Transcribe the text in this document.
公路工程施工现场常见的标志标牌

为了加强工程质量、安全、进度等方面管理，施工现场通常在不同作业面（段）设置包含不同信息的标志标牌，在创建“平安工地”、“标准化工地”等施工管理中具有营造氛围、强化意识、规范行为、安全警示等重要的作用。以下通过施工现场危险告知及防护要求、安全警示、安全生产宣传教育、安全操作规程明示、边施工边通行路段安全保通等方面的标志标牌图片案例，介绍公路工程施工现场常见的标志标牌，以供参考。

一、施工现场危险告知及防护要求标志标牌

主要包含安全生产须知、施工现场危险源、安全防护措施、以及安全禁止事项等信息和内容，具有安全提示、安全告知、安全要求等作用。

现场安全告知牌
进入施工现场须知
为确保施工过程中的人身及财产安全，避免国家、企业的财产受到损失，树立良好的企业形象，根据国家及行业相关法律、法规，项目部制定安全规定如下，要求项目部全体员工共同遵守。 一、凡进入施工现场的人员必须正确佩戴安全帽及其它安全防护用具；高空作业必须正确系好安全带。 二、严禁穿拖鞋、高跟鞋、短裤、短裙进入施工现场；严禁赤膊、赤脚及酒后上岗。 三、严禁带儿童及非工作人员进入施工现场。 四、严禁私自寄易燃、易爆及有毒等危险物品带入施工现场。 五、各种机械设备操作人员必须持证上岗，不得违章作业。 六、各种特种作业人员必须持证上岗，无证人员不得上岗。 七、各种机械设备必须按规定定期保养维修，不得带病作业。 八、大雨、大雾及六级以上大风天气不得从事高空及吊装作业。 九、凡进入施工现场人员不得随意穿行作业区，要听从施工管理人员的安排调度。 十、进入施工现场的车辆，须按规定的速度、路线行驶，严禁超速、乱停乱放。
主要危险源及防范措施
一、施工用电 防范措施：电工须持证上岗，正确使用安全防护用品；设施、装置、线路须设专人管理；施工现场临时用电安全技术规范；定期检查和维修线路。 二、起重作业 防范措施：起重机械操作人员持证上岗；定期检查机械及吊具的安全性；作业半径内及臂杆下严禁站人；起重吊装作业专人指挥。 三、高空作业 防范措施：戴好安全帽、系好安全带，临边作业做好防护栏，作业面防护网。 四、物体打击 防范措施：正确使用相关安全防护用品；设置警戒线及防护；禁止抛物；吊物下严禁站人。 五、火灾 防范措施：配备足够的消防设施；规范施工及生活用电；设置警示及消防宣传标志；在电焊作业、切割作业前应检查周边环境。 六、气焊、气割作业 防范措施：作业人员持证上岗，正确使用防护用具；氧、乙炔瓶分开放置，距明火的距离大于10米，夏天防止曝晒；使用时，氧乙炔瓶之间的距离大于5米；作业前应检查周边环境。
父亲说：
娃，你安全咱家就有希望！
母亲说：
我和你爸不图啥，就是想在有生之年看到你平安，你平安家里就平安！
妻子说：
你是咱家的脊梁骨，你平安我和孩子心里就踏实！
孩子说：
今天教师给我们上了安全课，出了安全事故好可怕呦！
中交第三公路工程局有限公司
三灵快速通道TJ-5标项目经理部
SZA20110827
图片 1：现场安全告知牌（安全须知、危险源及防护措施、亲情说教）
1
########################################
Goal - Extract the complete listing above, reproducing each line exactly.

Exercise response -
Transcribe the text in this document.
公路工程施工现场常见的标志标牌

为了加强工程质量、安全、进度等方面管理，施工现场通常在不同作业面（段）设置包含不同信息的标志标牌，在创建“平安工地”、“标准化工地”等施工管理中具有营造氛围、强化意识、规范行为、安全警示等重要的作用。以下通过施工现场危险告知及防护要求、安全警示、安全生产宣传教育、安全操作规程明示、边施工边通行路段安全保通等方面的标志标牌图片案例，介绍公路工程施工现场常见的标志标牌，以供参考。

一、施工现场危险告知及防护要求标志标牌

主要包含安全生产须知、施工现场危险源、安全防护措施、以及安全禁止事项等信息和内容，具有安全提示、安全告知、安全要求等作用。

现场安全告知牌
进入施工现场须知
为确保施工过程中的人身及财产安全，避免国家、企业的财产受到损失，树立良好的企业形象，根据国家及行业相关法律、法规，项目部制定安全规定如下，要求项目部全体员工共同遵守。 一、凡进入施工现场的人员必须正确佩戴安全帽及其它安全防护用具；高空作业必须正确系好安全带。 二、严禁穿拖鞋、高跟鞋、短裤、短裙进入施工现场；严禁赤膊、赤脚及酒后上岗。 三、严禁带儿童及非工作人员进入施工现场。 四、严禁私自寄易燃、易爆及有毒等危险物品带入施工现场。 五、各种机械设备操作人员必须持证上岗，不得违章作业。 六、各种特种作业人员必须持证上岗，无证人员不得上岗。 七、各种机械设备必须按规定定期保养维修，不得带病作业。 八、大雨、大雾及六级以上大风天气不得从事高空及吊装作业。 九、凡进入施工现场人员不得随意穿行作业区，要听从施工管理人员的安排调度。 十、进入施工现场的车辆，须按规定的速度、路线行驶，严禁超速、乱停乱放。
主要危险源及防范措施
一、施工用电 防范措施：电工须持证上岗，正确使用安全防护用品；设施、装置、线路须设专人管理；施工现场临时用电安全技术规范；定期检查和维修线路。 二、起重作业 防范措施：起重机械操作人员持证上岗；定期检查机械及吊具的安全性；作业半径内及臂杆下严禁站人；起重吊装作业专人指挥。 三、高空作业 防范措施：戴好安全帽、系好安全带，临边作业做好防护栏，作业面防护网。 四、物体打击 防范措施：正确使用相关安全防护用品；设置警戒线及防护；禁止抛物；吊物下严禁站人。 五、火灾 防范措施：配备足够的消防设施；规范施工及生活用电；设置警示及消防宣传标志；在电焊作业、切割作业前应检查周边环境。 六、气焊、气割作业 防范措施：作业人员持证上岗，正确使用防护用具；氧、乙炔瓶分开放置，距明火的距离大于10米，夏天防止曝晒；使用时，氧乙炔瓶之间的距离大于5米；作业前应检查周边环境。
父亲说：
娃，你安全咱家就有希望！
母亲说：
我和你爸不图啥，就是想在有生之年看到你平安，你平安家里就平安！
妻子说：
你是咱家的脊梁骨，你平安我和孩子心里就踏实！
孩子说：
今天教师给我们上了安全课，出了安全事故好可怕呦！
中交第三公路工程局有限公司
三灵快速通道TJ-5标项目经理部
SZA20110827
图片 1：现场安全告知牌（安全须知、危险源及防护措施、亲情说教）
1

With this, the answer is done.